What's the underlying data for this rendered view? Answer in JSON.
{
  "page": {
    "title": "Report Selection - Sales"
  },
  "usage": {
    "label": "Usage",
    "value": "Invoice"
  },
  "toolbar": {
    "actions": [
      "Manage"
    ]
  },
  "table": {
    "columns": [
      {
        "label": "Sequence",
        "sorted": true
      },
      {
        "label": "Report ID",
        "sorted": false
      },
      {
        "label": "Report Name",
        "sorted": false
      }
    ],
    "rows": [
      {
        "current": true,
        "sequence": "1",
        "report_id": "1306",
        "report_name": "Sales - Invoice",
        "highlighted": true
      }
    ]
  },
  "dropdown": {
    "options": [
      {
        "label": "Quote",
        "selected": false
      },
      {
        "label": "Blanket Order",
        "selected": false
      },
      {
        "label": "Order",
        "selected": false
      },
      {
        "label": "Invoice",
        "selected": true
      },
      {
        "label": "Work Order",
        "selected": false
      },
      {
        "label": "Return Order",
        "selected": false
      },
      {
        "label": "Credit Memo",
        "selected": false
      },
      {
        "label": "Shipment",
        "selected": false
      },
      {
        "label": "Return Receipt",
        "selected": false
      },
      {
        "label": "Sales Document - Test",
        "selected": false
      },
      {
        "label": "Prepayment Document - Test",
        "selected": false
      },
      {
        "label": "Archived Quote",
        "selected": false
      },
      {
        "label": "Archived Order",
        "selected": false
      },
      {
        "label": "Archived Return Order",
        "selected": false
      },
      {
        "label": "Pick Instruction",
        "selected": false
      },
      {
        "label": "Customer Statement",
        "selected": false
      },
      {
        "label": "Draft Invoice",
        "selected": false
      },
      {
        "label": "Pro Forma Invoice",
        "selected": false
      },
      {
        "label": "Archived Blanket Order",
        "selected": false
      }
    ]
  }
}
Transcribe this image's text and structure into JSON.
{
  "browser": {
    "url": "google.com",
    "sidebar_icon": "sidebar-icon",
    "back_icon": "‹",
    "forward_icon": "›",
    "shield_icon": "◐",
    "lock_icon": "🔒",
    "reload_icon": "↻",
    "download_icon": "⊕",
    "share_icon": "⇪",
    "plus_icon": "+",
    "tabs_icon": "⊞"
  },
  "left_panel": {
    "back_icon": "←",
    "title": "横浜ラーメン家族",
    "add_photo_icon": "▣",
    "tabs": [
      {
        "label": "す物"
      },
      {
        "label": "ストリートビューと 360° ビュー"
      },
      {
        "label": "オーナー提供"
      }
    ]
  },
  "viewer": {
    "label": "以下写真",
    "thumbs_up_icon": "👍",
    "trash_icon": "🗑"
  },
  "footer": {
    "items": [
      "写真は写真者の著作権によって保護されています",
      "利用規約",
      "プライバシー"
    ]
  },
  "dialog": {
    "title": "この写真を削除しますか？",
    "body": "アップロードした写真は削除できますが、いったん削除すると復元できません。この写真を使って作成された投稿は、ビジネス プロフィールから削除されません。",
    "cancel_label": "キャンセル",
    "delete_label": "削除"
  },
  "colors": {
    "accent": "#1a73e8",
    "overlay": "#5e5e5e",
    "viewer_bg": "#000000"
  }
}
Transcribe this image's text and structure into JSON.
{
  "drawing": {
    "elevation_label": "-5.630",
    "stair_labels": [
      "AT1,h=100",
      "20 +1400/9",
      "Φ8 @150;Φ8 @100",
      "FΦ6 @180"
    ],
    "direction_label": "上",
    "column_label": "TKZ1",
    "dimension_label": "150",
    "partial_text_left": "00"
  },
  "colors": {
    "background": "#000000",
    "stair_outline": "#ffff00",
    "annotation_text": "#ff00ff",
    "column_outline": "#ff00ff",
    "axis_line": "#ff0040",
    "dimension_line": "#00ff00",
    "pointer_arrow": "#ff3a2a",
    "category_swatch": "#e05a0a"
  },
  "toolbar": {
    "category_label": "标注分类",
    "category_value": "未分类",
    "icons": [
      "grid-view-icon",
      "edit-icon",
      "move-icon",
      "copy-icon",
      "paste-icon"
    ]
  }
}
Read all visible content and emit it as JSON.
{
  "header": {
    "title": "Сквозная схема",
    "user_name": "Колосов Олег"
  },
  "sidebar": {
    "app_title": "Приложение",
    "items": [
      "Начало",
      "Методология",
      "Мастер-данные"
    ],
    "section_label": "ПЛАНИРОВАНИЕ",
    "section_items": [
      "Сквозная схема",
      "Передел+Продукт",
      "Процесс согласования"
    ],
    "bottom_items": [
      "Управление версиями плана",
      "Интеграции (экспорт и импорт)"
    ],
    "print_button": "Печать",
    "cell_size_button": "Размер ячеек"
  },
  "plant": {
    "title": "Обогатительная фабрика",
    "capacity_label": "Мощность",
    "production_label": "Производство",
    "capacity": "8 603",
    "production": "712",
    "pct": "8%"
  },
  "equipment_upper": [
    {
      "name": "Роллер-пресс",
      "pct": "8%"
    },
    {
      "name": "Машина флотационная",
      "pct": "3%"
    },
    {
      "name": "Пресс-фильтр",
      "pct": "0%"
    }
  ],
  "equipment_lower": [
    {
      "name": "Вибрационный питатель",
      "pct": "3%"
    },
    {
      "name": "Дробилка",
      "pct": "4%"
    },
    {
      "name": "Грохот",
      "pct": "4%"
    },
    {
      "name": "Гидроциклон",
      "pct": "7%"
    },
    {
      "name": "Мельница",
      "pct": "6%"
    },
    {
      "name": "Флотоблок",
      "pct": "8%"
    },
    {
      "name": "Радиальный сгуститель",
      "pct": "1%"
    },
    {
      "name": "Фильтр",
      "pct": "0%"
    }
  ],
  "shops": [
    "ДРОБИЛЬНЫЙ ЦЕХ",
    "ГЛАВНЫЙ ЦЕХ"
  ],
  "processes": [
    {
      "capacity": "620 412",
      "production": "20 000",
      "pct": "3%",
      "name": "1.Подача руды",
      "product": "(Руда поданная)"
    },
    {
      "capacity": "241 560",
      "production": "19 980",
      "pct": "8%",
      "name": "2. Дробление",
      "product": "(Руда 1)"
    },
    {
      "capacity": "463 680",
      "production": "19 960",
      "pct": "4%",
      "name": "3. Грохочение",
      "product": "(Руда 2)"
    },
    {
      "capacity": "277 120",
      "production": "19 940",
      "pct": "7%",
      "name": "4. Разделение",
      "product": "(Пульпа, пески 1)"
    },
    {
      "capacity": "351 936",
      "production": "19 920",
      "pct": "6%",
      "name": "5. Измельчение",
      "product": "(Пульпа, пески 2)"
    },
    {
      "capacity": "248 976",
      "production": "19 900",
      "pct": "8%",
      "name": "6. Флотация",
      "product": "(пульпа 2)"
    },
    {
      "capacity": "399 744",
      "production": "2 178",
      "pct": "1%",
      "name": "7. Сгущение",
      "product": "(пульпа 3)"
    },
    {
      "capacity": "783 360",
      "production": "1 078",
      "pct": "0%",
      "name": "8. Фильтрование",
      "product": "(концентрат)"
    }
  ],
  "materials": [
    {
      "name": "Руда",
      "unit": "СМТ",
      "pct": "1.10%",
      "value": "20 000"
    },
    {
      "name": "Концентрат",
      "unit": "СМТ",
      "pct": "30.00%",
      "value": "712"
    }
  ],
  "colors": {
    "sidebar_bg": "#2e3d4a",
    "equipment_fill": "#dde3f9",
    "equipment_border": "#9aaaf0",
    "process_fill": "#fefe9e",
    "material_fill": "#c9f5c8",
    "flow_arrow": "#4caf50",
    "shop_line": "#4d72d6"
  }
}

————

Exactly reproduce all of the entries above.

What's the underlying data for this rendered view? Answer in JSON.
{
  "page": {
    "title": "Report Selection - Sales"
  },
  "usage": {
    "label": "Usage",
    "value": "Invoice"
  },
  "toolbar": {
    "actions": [
      "Manage"
    ]
  },
  "table": {
    "columns": [
      {
        "label": "Sequence",
        "sorted": true
      },
      {
        "label": "Report ID",
        "sorted": false
      },
      {
        "label": "Report Name",
        "sorted": false
      }
    ],
    "rows": [
      {
        "current": true,
        "sequence": "1",
        "report_id": "1306",
        "report_name": "Sales - Invoice",
        "highlighted": true
      }
    ]
  },
  "dropdown": {
    "options": [
      {
        "label": "Quote",
        "selected": false
      },
      {
        "label": "Blanket Order",
        "selected": false
      },
      {
        "label": "Order",
        "selected": false
      },
      {
        "label": "Invoice",
        "selected": true
      },
      {
        "label": "Work Order",
        "selected": false
      },
      {
        "label": "Return Order",
        "selected": false
      },
      {
        "label": "Credit Memo",
        "selected": false
      },
      {
        "label": "Shipment",
        "selected": false
      },
      {
        "label": "Return Receipt",
        "selected": false
      },
      {
        "label": "Sales Document - Test",
        "selected": false
      },
      {
        "label": "Prepayment Document - Test",
        "selected": false
      },
      {
        "label": "Archived Quote",
        "selected": false
      },
      {
        "label": "Archived Order",
        "selected": false
      },
      {
        "label": "Archived Return Order",
        "selected": false
      },
      {
        "label": "Pick Instruction",
        "selected": false
      },
      {
        "label": "Customer Statement",
        "selected": false
      },
      {
        "label": "Draft Invoice",
        "selected": false
      },
      {
        "label": "Pro Forma Invoice",
        "selected": false
      },
      {
        "label": "Archived Blanket Order",
        "selected": false
      }
    ]
  }
}
Transcribe this image's text and structure into JSON.
{
  "browser": {
    "url": "google.com",
    "sidebar_icon": "sidebar-icon",
    "back_icon": "‹",
    "forward_icon": "›",
    "shield_icon": "◐",
    "lock_icon": "🔒",
    "reload_icon": "↻",
    "download_icon": "⊕",
    "share_icon": "⇪",
    "plus_icon": "+",
    "tabs_icon": "⊞"
  },
  "left_panel": {
    "back_icon": "←",
    "title": "横浜ラーメン家族",
    "add_photo_icon": "▣",
    "tabs": [
      {
        "label": "す物"
      },
      {
        "label": "ストリートビューと 360° ビュー"
      },
      {
        "label": "オーナー提供"
      }
    ]
  },
  "viewer": {
    "label": "以下写真",
    "thumbs_up_icon": "👍",
    "trash_icon": "🗑"
  },
  "footer": {
    "items": [
      "写真は写真者の著作権によって保護されています",
      "利用規約",
      "プライバシー"
    ]
  },
  "dialog": {
    "title": "この写真を削除しますか？",
    "body": "アップロードした写真は削除できますが、いったん削除すると復元できません。この写真を使って作成された投稿は、ビジネス プロフィールから削除されません。",
    "cancel_label": "キャンセル",
    "delete_label": "削除"
  },
  "colors": {
    "accent": "#1a73e8",
    "overlay": "#5e5e5e",
    "viewer_bg": "#000000"
  }
}
Transcribe this image's text and structure into JSON.
{
  "drawing": {
    "elevation_label": "-5.630",
    "stair_labels": [
      "AT1,h=100",
      "20 +1400/9",
      "Φ8 @150;Φ8 @100",
      "FΦ6 @180"
    ],
    "direction_label": "上",
    "column_label": "TKZ1",
    "dimension_label": "150",
    "partial_text_left": "00"
  },
  "colors": {
    "background": "#000000",
    "stair_outline": "#ffff00",
    "annotation_text": "#ff00ff",
    "column_outline": "#ff00ff",
    "axis_line": "#ff0040",
    "dimension_line": "#00ff00",
    "pointer_arrow": "#ff3a2a",
    "category_swatch": "#e05a0a"
  },
  "toolbar": {
    "category_label": "标注分类",
    "category_value": "未分类",
    "icons": [
      "grid-view-icon",
      "edit-icon",
      "move-icon",
      "copy-icon",
      "paste-icon"
    ]
  }
}
Read all visible content and emit it as JSON.
{
  "header": {
    "title": "Сквозная схема",
    "user_name": "Колосов Олег"
  },
  "sidebar": {
    "app_title": "Приложение",
    "items": [
      "Начало",
      "Методология",
      "Мастер-данные"
    ],
    "section_label": "ПЛАНИРОВАНИЕ",
    "section_items": [
      "Сквозная схема",
      "Передел+Продукт",
      "Процесс согласования"
    ],
    "bottom_items": [
      "Управление версиями плана",
      "Интеграции (экспорт и импорт)"
    ],
    "print_button": "Печать",
    "cell_size_button": "Размер ячеек"
  },
  "plant": {
    "title": "Обогатительная фабрика",
    "capacity_label": "Мощность",
    "production_label": "Производство",
    "capacity": "8 603",
    "production": "712",
    "pct": "8%"
  },
  "equipment_upper": [
    {
      "name": "Роллер-пресс",
      "pct": "8%"
    },
    {
      "name": "Машина флотационная",
      "pct": "3%"
    },
    {
      "name": "Пресс-фильтр",
      "pct": "0%"
    }
  ],
  "equipment_lower": [
    {
      "name": "Вибрационный питатель",
      "pct": "3%"
    },
    {
      "name": "Дробилка",
      "pct": "4%"
    },
    {
      "name": "Грохот",
      "pct": "4%"
    },
    {
      "name": "Гидроциклон",
      "pct": "7%"
    },
    {
      "name": "Мельница",
      "pct": "6%"
    },
    {
      "name": "Флотоблок",
      "pct": "8%"
    },
    {
      "name": "Радиальный сгуститель",
      "pct": "1%"
    },
    {
      "name": "Фильтр",
      "pct": "0%"
    }
  ],
  "shops": [
    "ДРОБИЛЬНЫЙ ЦЕХ",
    "ГЛАВНЫЙ ЦЕХ"
  ],
  "processes": [
    {
      "capacity": "620 412",
      "production": "20 000",
      "pct": "3%",
      "name": "1.Подача руды",
      "product": "(Руда поданная)"
    },
    {
      "capacity": "241 560",
      "production": "19 980",
      "pct": "8%",
      "name": "2. Дробление",
      "product": "(Руда 1)"
    },
    {
      "capacity": "463 680",
      "production": "19 960",
      "pct": "4%",
      "name": "3. Грохочение",
      "product": "(Руда 2)"
    },
    {
      "capacity": "277 120",
      "production": "19 940",
      "pct": "7%",
      "name": "4. Разделение",
      "product": "(Пульпа, пески 1)"
    },
    {
      "capacity": "351 936",
      "production": "19 920",
      "pct": "6%",
      "name": "5. Измельчение",
      "product": "(Пульпа, пески 2)"
    },
    {
      "capacity": "248 976",
      "production": "19 900",
      "pct": "8%",
      "name": "6. Флотация",
      "product": "(пульпа 2)"
    },
    {
      "capacity": "399 744",
      "production": "2 178",
      "pct": "1%",
      "name": "7. Сгущение",
      "product": "(пульпа 3)"
    },
    {
      "capacity": "783 360",
      "production": "1 078",
      "pct": "0%",
      "name": "8. Фильтрование",
      "product": "(концентрат)"
    }
  ],
  "materials": [
    {
      "name": "Руда",
      "unit": "СМТ",
      "pct": "1.10%",
      "value": "20 000"
    },
    {
      "name": "Концентрат",
      "unit": "СМТ",
      "pct": "30.00%",
      "value": "712"
    }
  ],
  "colors": {
    "sidebar_bg": "#2e3d4a",
    "equipment_fill": "#dde3f9",
    "equipment_border": "#9aaaf0",
    "process_fill": "#fefe9e",
    "material_fill": "#c9f5c8",
    "flow_arrow": "#4caf50",
    "shop_line": "#4d72d6"
  }
}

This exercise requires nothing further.